Required task:
Rewrite the listing below, changing every "fit-line" to "trend-line" and leaving everything else as it is.

Bounding box annotations:
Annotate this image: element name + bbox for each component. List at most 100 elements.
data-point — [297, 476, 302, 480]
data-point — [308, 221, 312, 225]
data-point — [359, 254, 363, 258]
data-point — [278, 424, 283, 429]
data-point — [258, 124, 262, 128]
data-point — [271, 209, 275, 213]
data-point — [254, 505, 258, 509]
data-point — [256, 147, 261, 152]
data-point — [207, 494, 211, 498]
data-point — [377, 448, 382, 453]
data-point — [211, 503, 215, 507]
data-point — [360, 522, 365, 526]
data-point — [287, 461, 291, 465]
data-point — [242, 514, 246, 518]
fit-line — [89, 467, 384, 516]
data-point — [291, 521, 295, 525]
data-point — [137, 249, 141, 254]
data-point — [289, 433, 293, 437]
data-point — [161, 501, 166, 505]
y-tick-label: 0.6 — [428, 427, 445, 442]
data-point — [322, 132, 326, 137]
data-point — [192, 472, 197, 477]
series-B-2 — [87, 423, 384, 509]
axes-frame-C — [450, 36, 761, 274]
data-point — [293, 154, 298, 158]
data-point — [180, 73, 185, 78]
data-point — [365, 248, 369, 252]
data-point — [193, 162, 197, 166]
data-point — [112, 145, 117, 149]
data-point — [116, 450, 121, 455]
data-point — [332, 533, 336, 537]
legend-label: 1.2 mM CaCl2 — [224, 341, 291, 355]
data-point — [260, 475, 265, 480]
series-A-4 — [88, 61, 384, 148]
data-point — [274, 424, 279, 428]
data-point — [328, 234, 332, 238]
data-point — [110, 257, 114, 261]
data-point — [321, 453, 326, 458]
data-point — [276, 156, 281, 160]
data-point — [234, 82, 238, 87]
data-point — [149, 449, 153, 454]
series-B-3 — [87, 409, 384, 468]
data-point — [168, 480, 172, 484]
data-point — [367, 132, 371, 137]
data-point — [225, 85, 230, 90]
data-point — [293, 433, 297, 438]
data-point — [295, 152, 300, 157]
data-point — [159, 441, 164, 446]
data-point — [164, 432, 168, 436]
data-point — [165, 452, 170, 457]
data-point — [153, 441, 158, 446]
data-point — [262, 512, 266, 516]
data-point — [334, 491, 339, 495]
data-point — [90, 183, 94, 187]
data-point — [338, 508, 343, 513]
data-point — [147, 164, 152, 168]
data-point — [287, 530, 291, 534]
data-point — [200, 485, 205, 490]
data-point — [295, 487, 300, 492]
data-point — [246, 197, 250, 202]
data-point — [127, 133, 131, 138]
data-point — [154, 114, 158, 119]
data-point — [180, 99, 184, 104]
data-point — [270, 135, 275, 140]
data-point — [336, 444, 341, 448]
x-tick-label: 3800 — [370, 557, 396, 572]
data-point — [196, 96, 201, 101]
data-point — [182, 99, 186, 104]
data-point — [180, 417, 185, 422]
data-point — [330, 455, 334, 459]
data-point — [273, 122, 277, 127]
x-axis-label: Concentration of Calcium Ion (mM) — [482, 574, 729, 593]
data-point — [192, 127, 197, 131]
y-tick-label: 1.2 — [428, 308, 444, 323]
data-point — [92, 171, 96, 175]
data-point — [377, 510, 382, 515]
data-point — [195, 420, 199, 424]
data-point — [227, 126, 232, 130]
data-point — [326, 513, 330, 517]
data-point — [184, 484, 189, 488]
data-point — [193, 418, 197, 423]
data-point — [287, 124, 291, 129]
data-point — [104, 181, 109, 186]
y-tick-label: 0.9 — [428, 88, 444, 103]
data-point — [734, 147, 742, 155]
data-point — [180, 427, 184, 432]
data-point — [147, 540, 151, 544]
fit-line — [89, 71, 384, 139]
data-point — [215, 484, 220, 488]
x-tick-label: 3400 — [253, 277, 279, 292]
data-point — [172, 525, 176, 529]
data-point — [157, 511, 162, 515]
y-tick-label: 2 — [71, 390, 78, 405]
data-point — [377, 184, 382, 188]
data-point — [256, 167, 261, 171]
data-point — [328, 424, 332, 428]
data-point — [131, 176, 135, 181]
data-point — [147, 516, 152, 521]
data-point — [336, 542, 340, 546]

Response for this exercise:
Annotate this image: element name + bbox for each component. List at most 100 elements.
data-point — [297, 476, 302, 480]
data-point — [308, 221, 312, 225]
data-point — [359, 254, 363, 258]
data-point — [278, 424, 283, 429]
data-point — [258, 124, 262, 128]
data-point — [271, 209, 275, 213]
data-point — [254, 505, 258, 509]
data-point — [256, 147, 261, 152]
data-point — [207, 494, 211, 498]
data-point — [377, 448, 382, 453]
data-point — [211, 503, 215, 507]
data-point — [360, 522, 365, 526]
data-point — [287, 461, 291, 465]
data-point — [242, 514, 246, 518]
trend-line — [89, 467, 384, 516]
data-point — [291, 521, 295, 525]
data-point — [137, 249, 141, 254]
data-point — [289, 433, 293, 437]
data-point — [161, 501, 166, 505]
y-tick-label: 0.6 — [428, 427, 445, 442]
data-point — [322, 132, 326, 137]
data-point — [192, 472, 197, 477]
series-B-2 — [87, 423, 384, 509]
axes-frame-C — [450, 36, 761, 274]
data-point — [293, 154, 298, 158]
data-point — [180, 73, 185, 78]
data-point — [365, 248, 369, 252]
data-point — [193, 162, 197, 166]
data-point — [112, 145, 117, 149]
data-point — [116, 450, 121, 455]
data-point — [332, 533, 336, 537]
legend-label: 1.2 mM CaCl2 — [224, 341, 291, 355]
data-point — [260, 475, 265, 480]
series-A-4 — [88, 61, 384, 148]
data-point — [274, 424, 279, 428]
data-point — [328, 234, 332, 238]
data-point — [110, 257, 114, 261]
data-point — [321, 453, 326, 458]
data-point — [276, 156, 281, 160]
data-point — [234, 82, 238, 87]
data-point — [149, 449, 153, 454]
series-B-3 — [87, 409, 384, 468]
data-point — [168, 480, 172, 484]
data-point — [367, 132, 371, 137]
data-point — [225, 85, 230, 90]
data-point — [293, 433, 297, 438]
data-point — [295, 152, 300, 157]
data-point — [159, 441, 164, 446]
data-point — [164, 432, 168, 436]
data-point — [165, 452, 170, 457]
data-point — [153, 441, 158, 446]
data-point — [262, 512, 266, 516]
data-point — [334, 491, 339, 495]
data-point — [90, 183, 94, 187]
data-point — [338, 508, 343, 513]
data-point — [147, 164, 152, 168]
data-point — [287, 530, 291, 534]
data-point — [200, 485, 205, 490]
data-point — [295, 487, 300, 492]
data-point — [246, 197, 250, 202]
data-point — [127, 133, 131, 138]
data-point — [154, 114, 158, 119]
data-point — [180, 99, 184, 104]
data-point — [270, 135, 275, 140]
data-point — [336, 444, 341, 448]
x-tick-label: 3800 — [370, 557, 396, 572]
data-point — [196, 96, 201, 101]
data-point — [182, 99, 186, 104]
data-point — [180, 417, 185, 422]
data-point — [330, 455, 334, 459]
data-point — [273, 122, 277, 127]
x-axis-label: Concentration of Calcium Ion (mM) — [482, 574, 729, 593]
data-point — [192, 127, 197, 131]
y-tick-label: 1.2 — [428, 308, 444, 323]
data-point — [92, 171, 96, 175]
data-point — [377, 510, 382, 515]
data-point — [195, 420, 199, 424]
data-point — [227, 126, 232, 130]
data-point — [326, 513, 330, 517]
data-point — [184, 484, 189, 488]
data-point — [193, 418, 197, 423]
data-point — [287, 124, 291, 129]
data-point — [104, 181, 109, 186]
y-tick-label: 0.9 — [428, 88, 444, 103]
data-point — [734, 147, 742, 155]
data-point — [180, 427, 184, 432]
data-point — [147, 540, 151, 544]
trend-line — [89, 71, 384, 139]
data-point — [215, 484, 220, 488]
x-tick-label: 3400 — [253, 277, 279, 292]
data-point — [172, 525, 176, 529]
data-point — [157, 511, 162, 515]
y-tick-label: 2 — [71, 390, 78, 405]
data-point — [377, 184, 382, 188]
data-point — [256, 167, 261, 171]
data-point — [328, 424, 332, 428]
data-point — [131, 176, 135, 181]
data-point — [147, 516, 152, 521]
data-point — [336, 542, 340, 546]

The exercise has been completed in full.